### [TASK DETAILS]
Copy each line below that includes "năng".

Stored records
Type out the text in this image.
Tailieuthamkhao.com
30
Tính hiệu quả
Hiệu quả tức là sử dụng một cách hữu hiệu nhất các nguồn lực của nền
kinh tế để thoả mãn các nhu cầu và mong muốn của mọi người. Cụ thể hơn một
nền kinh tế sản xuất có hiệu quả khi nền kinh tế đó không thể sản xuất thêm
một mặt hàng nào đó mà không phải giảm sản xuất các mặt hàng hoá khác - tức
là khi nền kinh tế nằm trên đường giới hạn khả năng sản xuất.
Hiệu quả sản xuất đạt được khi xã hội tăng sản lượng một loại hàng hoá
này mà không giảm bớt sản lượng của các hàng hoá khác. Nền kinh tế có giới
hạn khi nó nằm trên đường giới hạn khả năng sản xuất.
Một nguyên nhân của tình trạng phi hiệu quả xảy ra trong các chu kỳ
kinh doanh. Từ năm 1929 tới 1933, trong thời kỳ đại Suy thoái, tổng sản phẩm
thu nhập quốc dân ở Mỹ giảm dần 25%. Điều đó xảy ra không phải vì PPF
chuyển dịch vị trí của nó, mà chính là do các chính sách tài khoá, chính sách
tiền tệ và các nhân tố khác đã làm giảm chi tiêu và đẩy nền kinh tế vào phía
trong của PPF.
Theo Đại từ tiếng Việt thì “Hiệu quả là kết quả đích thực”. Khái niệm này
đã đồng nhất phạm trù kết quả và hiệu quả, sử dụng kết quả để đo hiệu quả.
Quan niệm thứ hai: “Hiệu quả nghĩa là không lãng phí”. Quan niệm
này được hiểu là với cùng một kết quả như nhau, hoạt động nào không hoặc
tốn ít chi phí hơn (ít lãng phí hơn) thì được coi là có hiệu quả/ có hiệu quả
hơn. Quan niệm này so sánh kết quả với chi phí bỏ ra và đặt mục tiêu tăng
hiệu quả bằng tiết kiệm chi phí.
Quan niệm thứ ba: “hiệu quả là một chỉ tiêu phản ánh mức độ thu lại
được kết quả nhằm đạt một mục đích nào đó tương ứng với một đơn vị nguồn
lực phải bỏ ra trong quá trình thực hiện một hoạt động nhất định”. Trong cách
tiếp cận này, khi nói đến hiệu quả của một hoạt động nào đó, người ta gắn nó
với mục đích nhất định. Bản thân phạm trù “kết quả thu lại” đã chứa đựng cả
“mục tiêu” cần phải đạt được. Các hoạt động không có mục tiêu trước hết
--
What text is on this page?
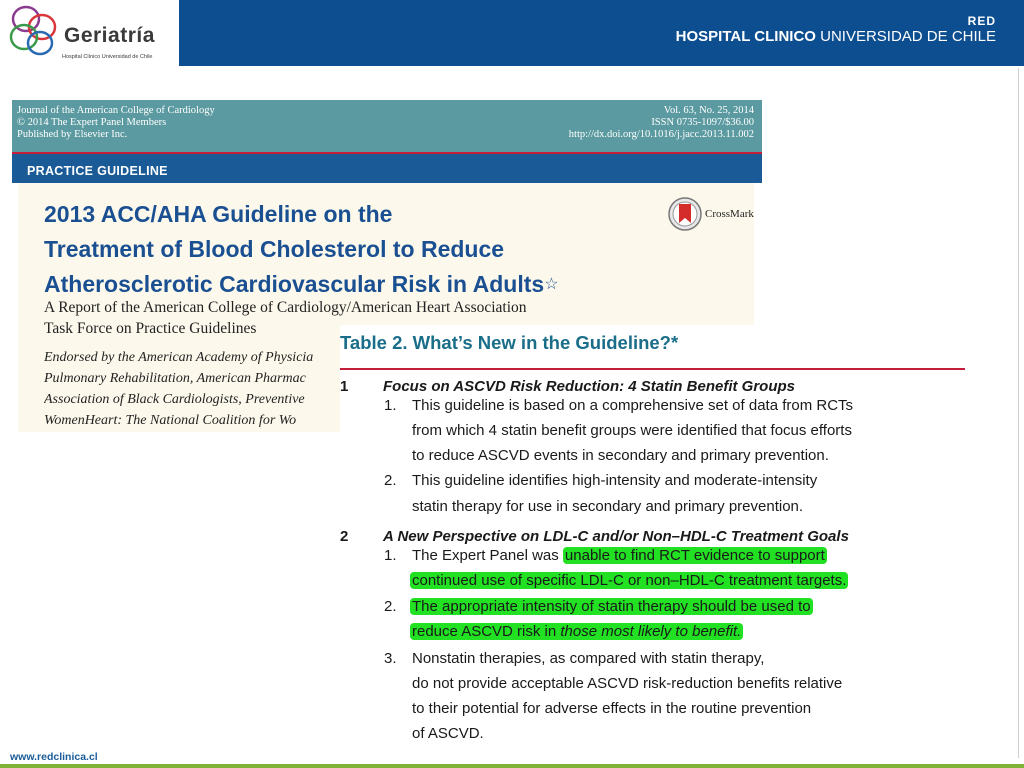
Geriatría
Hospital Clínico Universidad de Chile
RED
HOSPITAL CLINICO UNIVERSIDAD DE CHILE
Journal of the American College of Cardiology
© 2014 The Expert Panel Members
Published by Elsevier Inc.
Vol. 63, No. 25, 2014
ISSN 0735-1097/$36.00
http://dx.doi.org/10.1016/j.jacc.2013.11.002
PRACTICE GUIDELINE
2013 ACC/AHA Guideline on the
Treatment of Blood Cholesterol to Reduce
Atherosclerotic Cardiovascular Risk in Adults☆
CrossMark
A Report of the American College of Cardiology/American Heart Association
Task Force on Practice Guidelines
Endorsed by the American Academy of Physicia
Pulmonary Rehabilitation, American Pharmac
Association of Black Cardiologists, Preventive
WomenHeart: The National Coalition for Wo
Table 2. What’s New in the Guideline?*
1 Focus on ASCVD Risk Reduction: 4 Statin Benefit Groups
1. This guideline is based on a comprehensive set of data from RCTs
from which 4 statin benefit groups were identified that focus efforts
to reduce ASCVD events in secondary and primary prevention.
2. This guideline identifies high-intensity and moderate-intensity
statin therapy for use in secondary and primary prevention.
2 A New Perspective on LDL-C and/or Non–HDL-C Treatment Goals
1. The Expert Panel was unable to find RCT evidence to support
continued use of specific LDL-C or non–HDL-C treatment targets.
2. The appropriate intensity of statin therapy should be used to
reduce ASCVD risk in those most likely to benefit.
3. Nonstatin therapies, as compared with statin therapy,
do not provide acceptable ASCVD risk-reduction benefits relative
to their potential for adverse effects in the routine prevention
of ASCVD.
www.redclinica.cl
...
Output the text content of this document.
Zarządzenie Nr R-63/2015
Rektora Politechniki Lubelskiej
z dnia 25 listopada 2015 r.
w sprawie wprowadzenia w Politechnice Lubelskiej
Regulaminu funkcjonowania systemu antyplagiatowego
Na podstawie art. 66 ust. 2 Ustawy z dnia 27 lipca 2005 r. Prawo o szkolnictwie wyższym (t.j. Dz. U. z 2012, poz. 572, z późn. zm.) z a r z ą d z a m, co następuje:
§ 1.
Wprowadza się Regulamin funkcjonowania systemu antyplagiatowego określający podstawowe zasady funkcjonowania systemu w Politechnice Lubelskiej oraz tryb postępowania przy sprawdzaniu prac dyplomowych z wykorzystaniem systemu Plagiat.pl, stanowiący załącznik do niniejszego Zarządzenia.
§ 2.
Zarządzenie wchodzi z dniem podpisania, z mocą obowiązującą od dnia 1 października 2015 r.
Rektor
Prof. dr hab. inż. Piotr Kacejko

### [SOLVED EXERCISE]
là khi nền kinh tế nằm trên đường giới hạn khả năng sản xuất.
hạn khi nó nằm trên đường giới hạn khả năng sản xuất.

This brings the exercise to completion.